-- start Source records --

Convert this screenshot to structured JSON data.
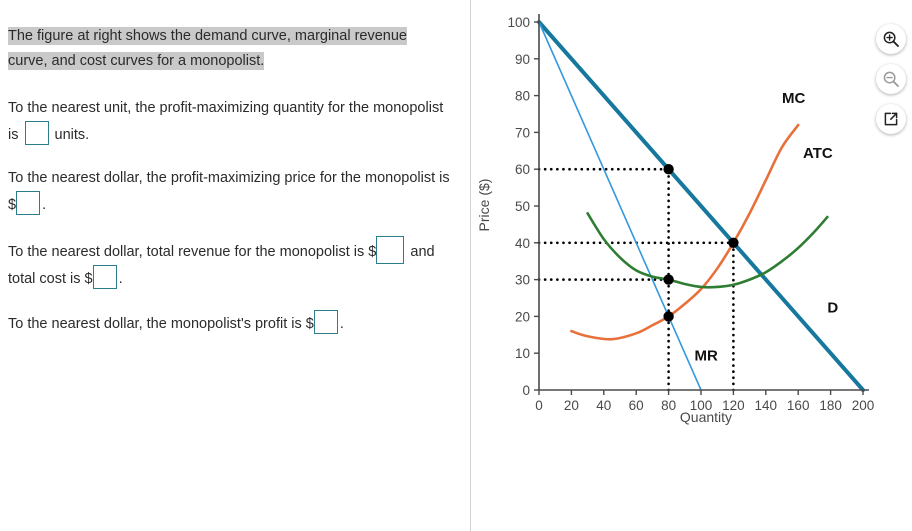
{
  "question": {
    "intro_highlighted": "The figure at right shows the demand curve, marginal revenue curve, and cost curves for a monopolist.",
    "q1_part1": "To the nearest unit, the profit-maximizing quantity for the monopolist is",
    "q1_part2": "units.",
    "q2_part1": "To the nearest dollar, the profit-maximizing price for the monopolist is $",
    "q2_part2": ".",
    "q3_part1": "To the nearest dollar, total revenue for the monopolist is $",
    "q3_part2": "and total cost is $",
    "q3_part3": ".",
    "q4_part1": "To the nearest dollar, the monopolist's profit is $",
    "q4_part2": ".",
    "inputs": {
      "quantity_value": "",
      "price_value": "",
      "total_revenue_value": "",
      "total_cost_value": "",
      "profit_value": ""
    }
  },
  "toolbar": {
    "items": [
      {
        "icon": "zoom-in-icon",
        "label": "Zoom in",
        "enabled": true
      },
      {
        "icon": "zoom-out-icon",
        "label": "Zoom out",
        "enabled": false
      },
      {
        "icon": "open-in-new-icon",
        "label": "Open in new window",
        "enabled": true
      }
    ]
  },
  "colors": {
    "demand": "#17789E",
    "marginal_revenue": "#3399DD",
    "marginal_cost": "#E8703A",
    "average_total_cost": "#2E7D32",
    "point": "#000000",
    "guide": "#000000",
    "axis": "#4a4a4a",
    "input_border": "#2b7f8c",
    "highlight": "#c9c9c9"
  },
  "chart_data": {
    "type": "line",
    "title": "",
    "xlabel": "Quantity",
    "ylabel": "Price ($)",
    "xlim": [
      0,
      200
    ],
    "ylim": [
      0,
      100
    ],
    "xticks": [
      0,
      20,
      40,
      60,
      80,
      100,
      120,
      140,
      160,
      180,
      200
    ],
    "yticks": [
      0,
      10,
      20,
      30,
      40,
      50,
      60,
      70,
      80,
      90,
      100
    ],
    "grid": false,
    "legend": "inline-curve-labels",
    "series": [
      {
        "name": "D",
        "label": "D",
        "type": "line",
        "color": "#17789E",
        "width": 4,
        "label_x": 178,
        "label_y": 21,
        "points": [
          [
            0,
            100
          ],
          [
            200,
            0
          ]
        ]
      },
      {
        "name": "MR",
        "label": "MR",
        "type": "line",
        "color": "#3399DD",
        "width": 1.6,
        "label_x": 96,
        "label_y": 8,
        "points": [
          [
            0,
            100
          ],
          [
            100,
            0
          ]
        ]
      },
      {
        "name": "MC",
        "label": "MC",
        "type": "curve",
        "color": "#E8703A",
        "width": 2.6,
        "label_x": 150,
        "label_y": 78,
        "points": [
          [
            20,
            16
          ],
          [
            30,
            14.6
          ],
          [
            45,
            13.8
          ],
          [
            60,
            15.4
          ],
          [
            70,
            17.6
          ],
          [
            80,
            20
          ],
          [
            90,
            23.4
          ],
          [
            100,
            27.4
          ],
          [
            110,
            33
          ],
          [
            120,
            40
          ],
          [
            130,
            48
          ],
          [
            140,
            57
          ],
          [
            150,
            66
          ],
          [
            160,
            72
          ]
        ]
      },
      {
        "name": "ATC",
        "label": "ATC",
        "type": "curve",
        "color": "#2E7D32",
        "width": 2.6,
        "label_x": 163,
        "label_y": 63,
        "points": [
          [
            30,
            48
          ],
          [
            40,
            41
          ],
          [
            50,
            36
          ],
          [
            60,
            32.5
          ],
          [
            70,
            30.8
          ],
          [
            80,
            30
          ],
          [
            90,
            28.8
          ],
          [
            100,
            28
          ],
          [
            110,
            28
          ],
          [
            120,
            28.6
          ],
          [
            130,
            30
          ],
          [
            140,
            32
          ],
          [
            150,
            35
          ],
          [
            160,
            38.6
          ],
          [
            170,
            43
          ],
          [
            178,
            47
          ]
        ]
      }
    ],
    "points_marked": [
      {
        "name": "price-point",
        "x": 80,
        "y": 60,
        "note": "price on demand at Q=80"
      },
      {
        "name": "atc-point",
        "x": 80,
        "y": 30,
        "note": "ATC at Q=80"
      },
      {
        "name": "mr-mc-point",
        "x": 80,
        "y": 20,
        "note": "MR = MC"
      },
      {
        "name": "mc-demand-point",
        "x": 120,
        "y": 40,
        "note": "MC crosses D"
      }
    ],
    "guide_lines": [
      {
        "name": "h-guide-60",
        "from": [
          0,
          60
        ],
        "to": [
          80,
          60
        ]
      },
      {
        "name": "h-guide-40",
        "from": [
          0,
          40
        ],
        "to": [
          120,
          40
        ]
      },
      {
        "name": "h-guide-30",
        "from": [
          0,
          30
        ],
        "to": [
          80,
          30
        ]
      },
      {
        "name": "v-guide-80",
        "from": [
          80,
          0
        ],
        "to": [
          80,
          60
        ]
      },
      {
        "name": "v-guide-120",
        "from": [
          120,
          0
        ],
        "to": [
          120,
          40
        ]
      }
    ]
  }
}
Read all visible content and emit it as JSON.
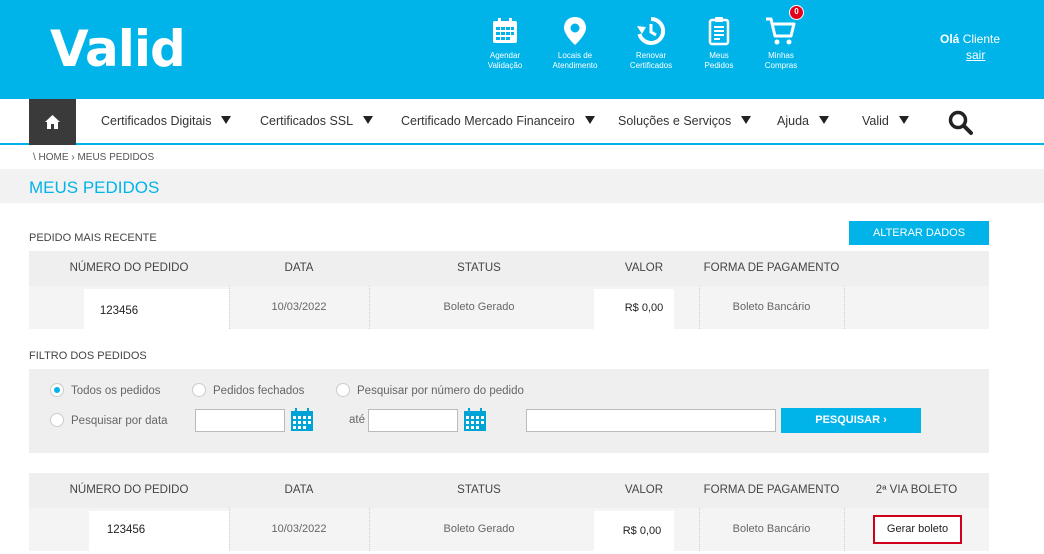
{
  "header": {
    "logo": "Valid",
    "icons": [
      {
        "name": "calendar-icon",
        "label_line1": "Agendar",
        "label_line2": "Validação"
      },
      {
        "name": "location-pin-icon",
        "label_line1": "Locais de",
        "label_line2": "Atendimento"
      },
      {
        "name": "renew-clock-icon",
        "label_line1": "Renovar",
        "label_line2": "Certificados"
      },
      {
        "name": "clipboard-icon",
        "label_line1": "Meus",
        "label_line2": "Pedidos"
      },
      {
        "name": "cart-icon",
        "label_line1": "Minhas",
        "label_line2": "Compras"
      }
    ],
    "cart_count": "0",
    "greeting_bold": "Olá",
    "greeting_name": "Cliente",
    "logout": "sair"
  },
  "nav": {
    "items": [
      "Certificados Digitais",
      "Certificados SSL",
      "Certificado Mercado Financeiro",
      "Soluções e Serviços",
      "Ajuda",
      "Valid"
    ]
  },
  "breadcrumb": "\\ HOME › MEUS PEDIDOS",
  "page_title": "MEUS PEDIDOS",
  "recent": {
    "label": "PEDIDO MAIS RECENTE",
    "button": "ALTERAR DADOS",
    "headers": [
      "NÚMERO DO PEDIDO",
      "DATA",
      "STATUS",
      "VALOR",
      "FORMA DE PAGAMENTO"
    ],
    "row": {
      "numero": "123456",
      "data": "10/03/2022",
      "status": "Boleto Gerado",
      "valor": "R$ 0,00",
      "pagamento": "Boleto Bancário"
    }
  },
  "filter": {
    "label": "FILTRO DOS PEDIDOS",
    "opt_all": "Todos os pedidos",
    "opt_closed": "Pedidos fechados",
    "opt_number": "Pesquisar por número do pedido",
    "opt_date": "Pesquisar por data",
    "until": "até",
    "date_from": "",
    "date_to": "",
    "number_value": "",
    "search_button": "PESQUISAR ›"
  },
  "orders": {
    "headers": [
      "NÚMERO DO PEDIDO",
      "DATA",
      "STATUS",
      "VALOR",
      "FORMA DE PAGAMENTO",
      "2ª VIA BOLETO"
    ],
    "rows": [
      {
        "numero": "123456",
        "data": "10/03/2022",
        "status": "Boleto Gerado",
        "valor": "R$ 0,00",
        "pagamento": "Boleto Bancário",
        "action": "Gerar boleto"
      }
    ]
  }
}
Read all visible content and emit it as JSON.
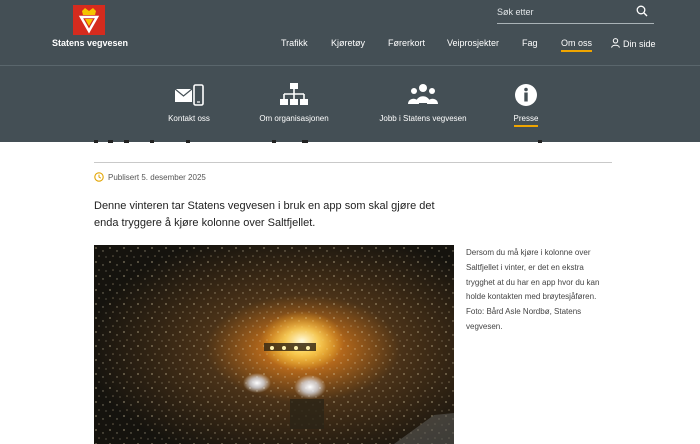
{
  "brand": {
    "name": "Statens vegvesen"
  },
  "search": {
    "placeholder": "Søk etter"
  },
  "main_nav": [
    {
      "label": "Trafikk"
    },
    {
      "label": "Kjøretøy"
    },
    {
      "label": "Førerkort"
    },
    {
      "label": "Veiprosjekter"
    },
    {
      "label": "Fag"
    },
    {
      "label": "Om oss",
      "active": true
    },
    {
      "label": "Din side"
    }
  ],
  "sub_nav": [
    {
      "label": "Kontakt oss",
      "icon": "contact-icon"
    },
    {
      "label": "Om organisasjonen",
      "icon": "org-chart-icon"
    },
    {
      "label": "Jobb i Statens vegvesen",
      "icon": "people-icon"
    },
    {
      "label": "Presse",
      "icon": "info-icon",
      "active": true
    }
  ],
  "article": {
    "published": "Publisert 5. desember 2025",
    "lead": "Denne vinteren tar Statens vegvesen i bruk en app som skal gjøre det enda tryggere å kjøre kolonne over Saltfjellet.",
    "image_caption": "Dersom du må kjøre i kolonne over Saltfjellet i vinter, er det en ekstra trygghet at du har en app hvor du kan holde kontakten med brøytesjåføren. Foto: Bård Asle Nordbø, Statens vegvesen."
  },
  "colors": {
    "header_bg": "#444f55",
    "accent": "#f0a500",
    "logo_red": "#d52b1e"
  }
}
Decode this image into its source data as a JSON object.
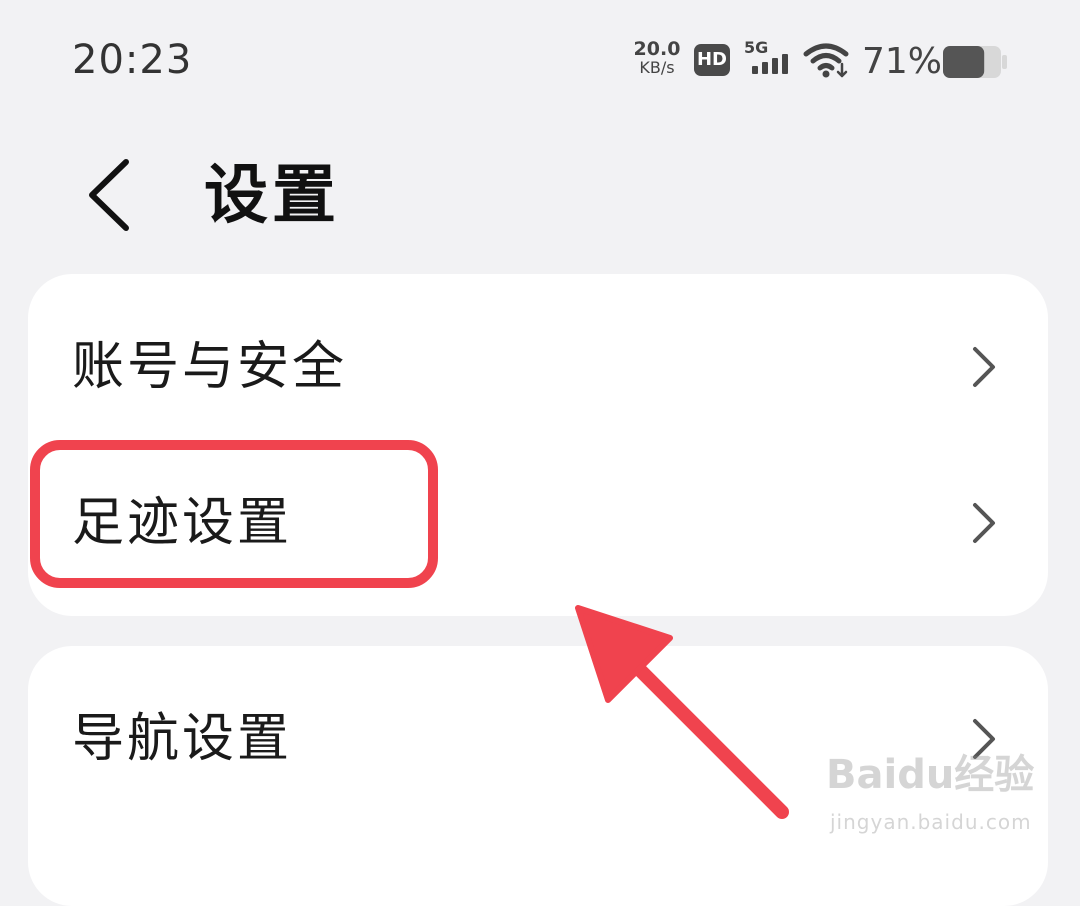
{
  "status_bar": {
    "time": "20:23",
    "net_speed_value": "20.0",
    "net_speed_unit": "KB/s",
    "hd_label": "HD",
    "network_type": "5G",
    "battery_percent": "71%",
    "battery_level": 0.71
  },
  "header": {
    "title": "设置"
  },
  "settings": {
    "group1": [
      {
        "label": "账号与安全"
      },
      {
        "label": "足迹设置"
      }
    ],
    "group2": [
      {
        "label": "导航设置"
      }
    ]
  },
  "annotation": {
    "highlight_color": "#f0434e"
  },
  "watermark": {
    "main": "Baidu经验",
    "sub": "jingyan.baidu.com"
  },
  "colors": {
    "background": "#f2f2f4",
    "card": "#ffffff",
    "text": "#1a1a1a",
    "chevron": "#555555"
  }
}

-- end Source records --

• _Problem_
Go through the records and show every line with the string "Certificados" in it.

• _Response for this exercise_
        "label_line2": "Certificados"
      "Certificados Digitais",
      "Certificados SSL",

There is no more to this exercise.